=== What needs to be done ===
Set down the material below in full, matching it exactly.

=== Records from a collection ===
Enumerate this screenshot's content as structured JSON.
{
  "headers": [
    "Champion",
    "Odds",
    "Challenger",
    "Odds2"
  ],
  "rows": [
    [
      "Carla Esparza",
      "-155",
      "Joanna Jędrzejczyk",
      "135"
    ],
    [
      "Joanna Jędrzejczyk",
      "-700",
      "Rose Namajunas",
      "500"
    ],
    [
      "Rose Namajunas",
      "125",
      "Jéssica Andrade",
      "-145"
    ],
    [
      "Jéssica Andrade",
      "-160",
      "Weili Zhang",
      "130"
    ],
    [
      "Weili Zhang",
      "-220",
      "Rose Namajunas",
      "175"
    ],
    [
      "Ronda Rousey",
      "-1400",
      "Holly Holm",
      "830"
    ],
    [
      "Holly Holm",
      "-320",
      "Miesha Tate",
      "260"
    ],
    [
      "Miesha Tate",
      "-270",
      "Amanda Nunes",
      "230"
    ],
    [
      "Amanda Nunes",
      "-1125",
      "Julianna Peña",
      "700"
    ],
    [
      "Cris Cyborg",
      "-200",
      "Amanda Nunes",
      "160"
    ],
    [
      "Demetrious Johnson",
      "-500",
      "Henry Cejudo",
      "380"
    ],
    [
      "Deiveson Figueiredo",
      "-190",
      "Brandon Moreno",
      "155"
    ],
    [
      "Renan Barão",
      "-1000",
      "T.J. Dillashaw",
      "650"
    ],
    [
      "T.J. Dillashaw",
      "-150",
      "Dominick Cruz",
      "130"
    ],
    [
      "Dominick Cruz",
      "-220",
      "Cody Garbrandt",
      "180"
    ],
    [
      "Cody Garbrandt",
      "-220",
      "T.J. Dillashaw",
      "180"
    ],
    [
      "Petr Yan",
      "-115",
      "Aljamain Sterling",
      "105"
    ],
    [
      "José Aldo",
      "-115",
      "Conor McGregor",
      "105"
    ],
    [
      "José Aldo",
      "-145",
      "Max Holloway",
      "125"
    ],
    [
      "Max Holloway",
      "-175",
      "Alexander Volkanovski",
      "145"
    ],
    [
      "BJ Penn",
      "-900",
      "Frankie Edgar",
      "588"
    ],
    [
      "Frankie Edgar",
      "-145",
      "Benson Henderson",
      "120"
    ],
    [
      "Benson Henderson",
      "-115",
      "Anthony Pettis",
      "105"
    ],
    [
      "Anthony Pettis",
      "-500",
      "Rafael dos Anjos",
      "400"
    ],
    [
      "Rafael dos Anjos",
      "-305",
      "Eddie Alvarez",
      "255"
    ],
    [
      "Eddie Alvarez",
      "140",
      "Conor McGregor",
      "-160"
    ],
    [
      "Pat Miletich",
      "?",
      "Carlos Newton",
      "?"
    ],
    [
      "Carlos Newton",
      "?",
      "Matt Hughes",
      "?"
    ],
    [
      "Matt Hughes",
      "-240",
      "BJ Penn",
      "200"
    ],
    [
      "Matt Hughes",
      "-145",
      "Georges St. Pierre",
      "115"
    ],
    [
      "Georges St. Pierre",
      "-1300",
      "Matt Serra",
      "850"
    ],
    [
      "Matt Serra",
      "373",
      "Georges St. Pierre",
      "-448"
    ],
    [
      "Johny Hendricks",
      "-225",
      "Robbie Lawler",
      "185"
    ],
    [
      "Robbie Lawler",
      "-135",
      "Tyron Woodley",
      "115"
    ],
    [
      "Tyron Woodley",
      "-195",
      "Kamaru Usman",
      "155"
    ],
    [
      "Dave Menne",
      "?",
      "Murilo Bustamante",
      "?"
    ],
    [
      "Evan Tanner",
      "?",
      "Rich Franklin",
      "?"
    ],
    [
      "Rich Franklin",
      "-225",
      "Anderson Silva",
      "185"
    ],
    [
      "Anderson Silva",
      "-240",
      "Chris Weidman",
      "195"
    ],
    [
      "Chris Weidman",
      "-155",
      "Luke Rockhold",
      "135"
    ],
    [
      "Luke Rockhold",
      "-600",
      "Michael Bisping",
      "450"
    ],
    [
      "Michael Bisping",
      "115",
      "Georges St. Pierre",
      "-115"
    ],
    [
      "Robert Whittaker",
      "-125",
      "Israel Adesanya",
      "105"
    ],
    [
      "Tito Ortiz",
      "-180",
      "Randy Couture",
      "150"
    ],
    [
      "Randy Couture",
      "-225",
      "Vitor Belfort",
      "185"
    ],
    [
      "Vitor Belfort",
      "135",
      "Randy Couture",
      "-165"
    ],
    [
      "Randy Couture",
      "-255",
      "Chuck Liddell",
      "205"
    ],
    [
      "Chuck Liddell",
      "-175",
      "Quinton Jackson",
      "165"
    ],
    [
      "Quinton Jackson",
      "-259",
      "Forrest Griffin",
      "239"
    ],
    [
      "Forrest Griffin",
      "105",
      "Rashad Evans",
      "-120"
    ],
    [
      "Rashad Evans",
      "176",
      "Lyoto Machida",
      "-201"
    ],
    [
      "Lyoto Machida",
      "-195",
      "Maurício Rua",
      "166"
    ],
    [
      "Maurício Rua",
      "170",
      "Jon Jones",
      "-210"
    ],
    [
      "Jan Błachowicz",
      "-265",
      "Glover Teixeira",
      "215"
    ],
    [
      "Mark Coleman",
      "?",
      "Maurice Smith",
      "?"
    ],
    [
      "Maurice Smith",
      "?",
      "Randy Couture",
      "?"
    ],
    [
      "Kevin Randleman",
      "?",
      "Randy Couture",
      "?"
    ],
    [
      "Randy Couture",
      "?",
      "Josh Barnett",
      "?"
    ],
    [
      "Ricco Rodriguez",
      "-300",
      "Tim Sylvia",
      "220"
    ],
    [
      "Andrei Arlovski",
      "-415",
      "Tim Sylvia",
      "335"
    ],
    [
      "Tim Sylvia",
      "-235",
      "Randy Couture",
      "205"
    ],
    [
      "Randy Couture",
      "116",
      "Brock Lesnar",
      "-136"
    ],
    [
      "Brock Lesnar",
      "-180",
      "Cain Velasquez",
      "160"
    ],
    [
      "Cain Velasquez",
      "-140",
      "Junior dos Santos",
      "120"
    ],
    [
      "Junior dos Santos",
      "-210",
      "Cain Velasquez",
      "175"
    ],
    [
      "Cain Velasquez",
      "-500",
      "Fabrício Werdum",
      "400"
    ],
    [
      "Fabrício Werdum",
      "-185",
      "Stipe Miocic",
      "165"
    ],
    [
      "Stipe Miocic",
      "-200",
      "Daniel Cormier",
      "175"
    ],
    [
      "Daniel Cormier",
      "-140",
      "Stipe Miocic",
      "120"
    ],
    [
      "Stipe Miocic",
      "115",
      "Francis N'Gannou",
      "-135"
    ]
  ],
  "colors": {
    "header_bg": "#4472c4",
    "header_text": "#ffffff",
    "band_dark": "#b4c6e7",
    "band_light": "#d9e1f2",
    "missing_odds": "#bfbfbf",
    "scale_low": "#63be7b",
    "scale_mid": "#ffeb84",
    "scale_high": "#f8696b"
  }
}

=== Written response ===
Enumerate this screenshot's content as structured JSON.
{
  "headers": [
    "Champion",
    "Odds",
    "Challenger",
    "Odds2"
  ],
  "rows": [
    [
      "Carla Esparza",
      "-155",
      "Joanna Jędrzejczyk",
      "135"
    ],
    [
      "Joanna Jędrzejczyk",
      "-700",
      "Rose Namajunas",
      "500"
    ],
    [
      "Rose Namajunas",
      "125",
      "Jéssica Andrade",
      "-145"
    ],
    [
      "Jéssica Andrade",
      "-160",
      "Weili Zhang",
      "130"
    ],
    [
      "Weili Zhang",
      "-220",
      "Rose Namajunas",
      "175"
    ],
    [
      "Ronda Rousey",
      "-1400",
      "Holly Holm",
      "830"
    ],
    [
      "Holly Holm",
      "-320",
      "Miesha Tate",
      "260"
    ],
    [
      "Miesha Tate",
      "-270",
      "Amanda Nunes",
      "230"
    ],
    [
      "Amanda Nunes",
      "-1125",
      "Julianna Peña",
      "700"
    ],
    [
      "Cris Cyborg",
      "-200",
      "Amanda Nunes",
      "160"
    ],
    [
      "Demetrious Johnson",
      "-500",
      "Henry Cejudo",
      "380"
    ],
    [
      "Deiveson Figueiredo",
      "-190",
      "Brandon Moreno",
      "155"
    ],
    [
      "Renan Barão",
      "-1000",
      "T.J. Dillashaw",
      "650"
    ],
    [
      "T.J. Dillashaw",
      "-150",
      "Dominick Cruz",
      "130"
    ],
    [
      "Dominick Cruz",
      "-220",
      "Cody Garbrandt",
      "180"
    ],
    [
      "Cody Garbrandt",
      "-220",
      "T.J. Dillashaw",
      "180"
    ],
    [
      "Petr Yan",
      "-115",
      "Aljamain Sterling",
      "105"
    ],
    [
      "José Aldo",
      "-115",
      "Conor McGregor",
      "105"
    ],
    [
      "José Aldo",
      "-145",
      "Max Holloway",
      "125"
    ],
    [
      "Max Holloway",
      "-175",
      "Alexander Volkanovski",
      "145"
    ],
    [
      "BJ Penn",
      "-900",
      "Frankie Edgar",
      "588"
    ],
    [
      "Frankie Edgar",
      "-145",
      "Benson Henderson",
      "120"
    ],
    [
      "Benson Henderson",
      "-115",
      "Anthony Pettis",
      "105"
    ],
    [
      "Anthony Pettis",
      "-500",
      "Rafael dos Anjos",
      "400"
    ],
    [
      "Rafael dos Anjos",
      "-305",
      "Eddie Alvarez",
      "255"
    ],
    [
      "Eddie Alvarez",
      "140",
      "Conor McGregor",
      "-160"
    ],
    [
      "Pat Miletich",
      "?",
      "Carlos Newton",
      "?"
    ],
    [
      "Carlos Newton",
      "?",
      "Matt Hughes",
      "?"
    ],
    [
      "Matt Hughes",
      "-240",
      "BJ Penn",
      "200"
    ],
    [
      "Matt Hughes",
      "-145",
      "Georges St. Pierre",
      "115"
    ],
    [
      "Georges St. Pierre",
      "-1300",
      "Matt Serra",
      "850"
    ],
    [
      "Matt Serra",
      "373",
      "Georges St. Pierre",
      "-448"
    ],
    [
      "Johny Hendricks",
      "-225",
      "Robbie Lawler",
      "185"
    ],
    [
      "Robbie Lawler",
      "-135",
      "Tyron Woodley",
      "115"
    ],
    [
      "Tyron Woodley",
      "-195",
      "Kamaru Usman",
      "155"
    ],
    [
      "Dave Menne",
      "?",
      "Murilo Bustamante",
      "?"
    ],
    [
      "Evan Tanner",
      "?",
      "Rich Franklin",
      "?"
    ],
    [
      "Rich Franklin",
      "-225",
      "Anderson Silva",
      "185"
    ],
    [
      "Anderson Silva",
      "-240",
      "Chris Weidman",
      "195"
    ],
    [
      "Chris Weidman",
      "-155",
      "Luke Rockhold",
      "135"
    ],
    [
      "Luke Rockhold",
      "-600",
      "Michael Bisping",
      "450"
    ],
    [
      "Michael Bisping",
      "115",
      "Georges St. Pierre",
      "-115"
    ],
    [
      "Robert Whittaker",
      "-125",
      "Israel Adesanya",
      "105"
    ],
    [
      "Tito Ortiz",
      "-180",
      "Randy Couture",
      "150"
    ],
    [
      "Randy Couture",
      "-225",
      "Vitor Belfort",
      "185"
    ],
    [
      "Vitor Belfort",
      "135",
      "Randy Couture",
      "-165"
    ],
    [
      "Randy Couture",
      "-255",
      "Chuck Liddell",
      "205"
    ],
    [
      "Chuck Liddell",
      "-175",
      "Quinton Jackson",
      "165"
    ],
    [
      "Quinton Jackson",
      "-259",
      "Forrest Griffin",
      "239"
    ],
    [
      "Forrest Griffin",
      "105",
      "Rashad Evans",
      "-120"
    ],
    [
      "Rashad Evans",
      "176",
      "Lyoto Machida",
      "-201"
    ],
    [
      "Lyoto Machida",
      "-195",
      "Maurício Rua",
      "166"
    ],
    [
      "Maurício Rua",
      "170",
      "Jon Jones",
      "-210"
    ],
    [
      "Jan Błachowicz",
      "-265",
      "Glover Teixeira",
      "215"
    ],
    [
      "Mark Coleman",
      "?",
      "Maurice Smith",
      "?"
    ],
    [
      "Maurice Smith",
      "?",
      "Randy Couture",
      "?"
    ],
    [
      "Kevin Randleman",
      "?",
      "Randy Couture",
      "?"
    ],
    [
      "Randy Couture",
      "?",
      "Josh Barnett",
      "?"
    ],
    [
      "Ricco Rodriguez",
      "-300",
      "Tim Sylvia",
      "220"
    ],
    [
      "Andrei Arlovski",
      "-415",
      "Tim Sylvia",
      "335"
    ],
    [
      "Tim Sylvia",
      "-235",
      "Randy Couture",
      "205"
    ],
    [
      "Randy Couture",
      "116",
      "Brock Lesnar",
      "-136"
    ],
    [
      "Brock Lesnar",
      "-180",
      "Cain Velasquez",
      "160"
    ],
    [
      "Cain Velasquez",
      "-140",
      "Junior dos Santos",
      "120"
    ],
    [
      "Junior dos Santos",
      "-210",
      "Cain Velasquez",
      "175"
    ],
    [
      "Cain Velasquez",
      "-500",
      "Fabrício Werdum",
      "400"
    ],
    [
      "Fabrício Werdum",
      "-185",
      "Stipe Miocic",
      "165"
    ],
    [
      "Stipe Miocic",
      "-200",
      "Daniel Cormier",
      "175"
    ],
    [
      "Daniel Cormier",
      "-140",
      "Stipe Miocic",
      "120"
    ],
    [
      "Stipe Miocic",
      "115",
      "Francis N'Gannou",
      "-135"
    ]
  ],
  "colors": {
    "header_bg": "#4472c4",
    "header_text": "#ffffff",
    "band_dark": "#b4c6e7",
    "band_light": "#d9e1f2",
    "missing_odds": "#bfbfbf",
    "scale_low": "#63be7b",
    "scale_mid": "#ffeb84",
    "scale_high": "#f8696b"
  }
}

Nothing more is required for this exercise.